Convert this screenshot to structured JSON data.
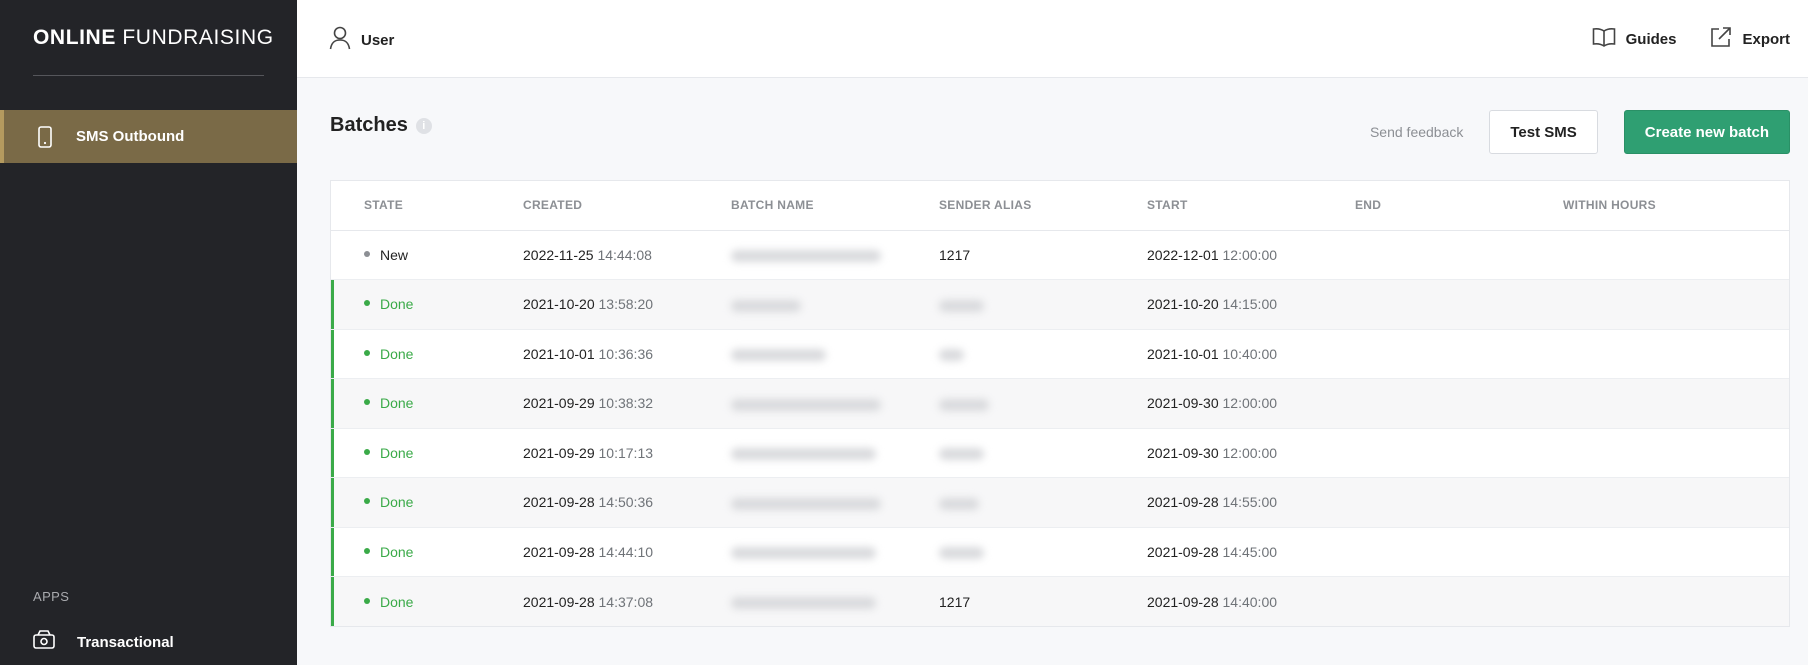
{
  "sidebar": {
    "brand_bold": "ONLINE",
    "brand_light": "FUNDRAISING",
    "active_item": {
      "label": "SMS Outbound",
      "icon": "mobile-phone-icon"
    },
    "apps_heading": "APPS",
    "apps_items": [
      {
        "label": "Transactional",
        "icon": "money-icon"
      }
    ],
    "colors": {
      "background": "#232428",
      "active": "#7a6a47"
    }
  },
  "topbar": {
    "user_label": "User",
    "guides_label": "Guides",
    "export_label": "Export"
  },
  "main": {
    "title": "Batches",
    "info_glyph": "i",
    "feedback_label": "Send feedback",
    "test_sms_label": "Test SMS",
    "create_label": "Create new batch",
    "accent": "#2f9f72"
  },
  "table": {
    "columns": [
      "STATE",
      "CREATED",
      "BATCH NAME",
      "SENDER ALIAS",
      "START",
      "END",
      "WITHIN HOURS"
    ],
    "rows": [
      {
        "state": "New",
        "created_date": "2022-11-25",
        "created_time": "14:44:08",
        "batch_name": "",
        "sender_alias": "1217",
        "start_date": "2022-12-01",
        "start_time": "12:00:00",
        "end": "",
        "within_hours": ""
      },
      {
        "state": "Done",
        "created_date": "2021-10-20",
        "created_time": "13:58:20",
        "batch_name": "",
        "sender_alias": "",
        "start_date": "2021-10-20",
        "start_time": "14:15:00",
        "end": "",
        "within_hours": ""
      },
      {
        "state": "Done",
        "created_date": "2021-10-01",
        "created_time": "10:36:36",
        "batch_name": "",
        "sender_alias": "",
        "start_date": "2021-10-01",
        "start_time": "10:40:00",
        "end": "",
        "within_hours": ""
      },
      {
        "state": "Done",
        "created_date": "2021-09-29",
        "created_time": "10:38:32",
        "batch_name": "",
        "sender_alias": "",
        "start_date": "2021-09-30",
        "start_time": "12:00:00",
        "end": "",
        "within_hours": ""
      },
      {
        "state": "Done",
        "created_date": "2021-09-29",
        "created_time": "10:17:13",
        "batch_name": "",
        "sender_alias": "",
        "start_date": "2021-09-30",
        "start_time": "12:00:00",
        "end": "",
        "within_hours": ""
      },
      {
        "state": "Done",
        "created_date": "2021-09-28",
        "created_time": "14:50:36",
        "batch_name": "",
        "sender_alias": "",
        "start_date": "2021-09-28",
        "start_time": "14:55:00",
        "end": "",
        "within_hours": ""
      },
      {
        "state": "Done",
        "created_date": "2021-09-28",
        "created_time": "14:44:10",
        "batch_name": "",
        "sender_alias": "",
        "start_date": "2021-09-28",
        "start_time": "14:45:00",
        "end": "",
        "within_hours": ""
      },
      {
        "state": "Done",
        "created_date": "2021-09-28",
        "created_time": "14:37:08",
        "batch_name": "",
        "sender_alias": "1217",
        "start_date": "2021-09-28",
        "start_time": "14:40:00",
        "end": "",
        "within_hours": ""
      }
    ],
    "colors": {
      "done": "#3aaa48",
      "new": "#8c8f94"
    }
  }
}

* Problem requirements *
In the entries above, find lines with "icon" and copy each.

* The reply *
      "icon": "mobile-phone-icon"
        "icon": "money-icon"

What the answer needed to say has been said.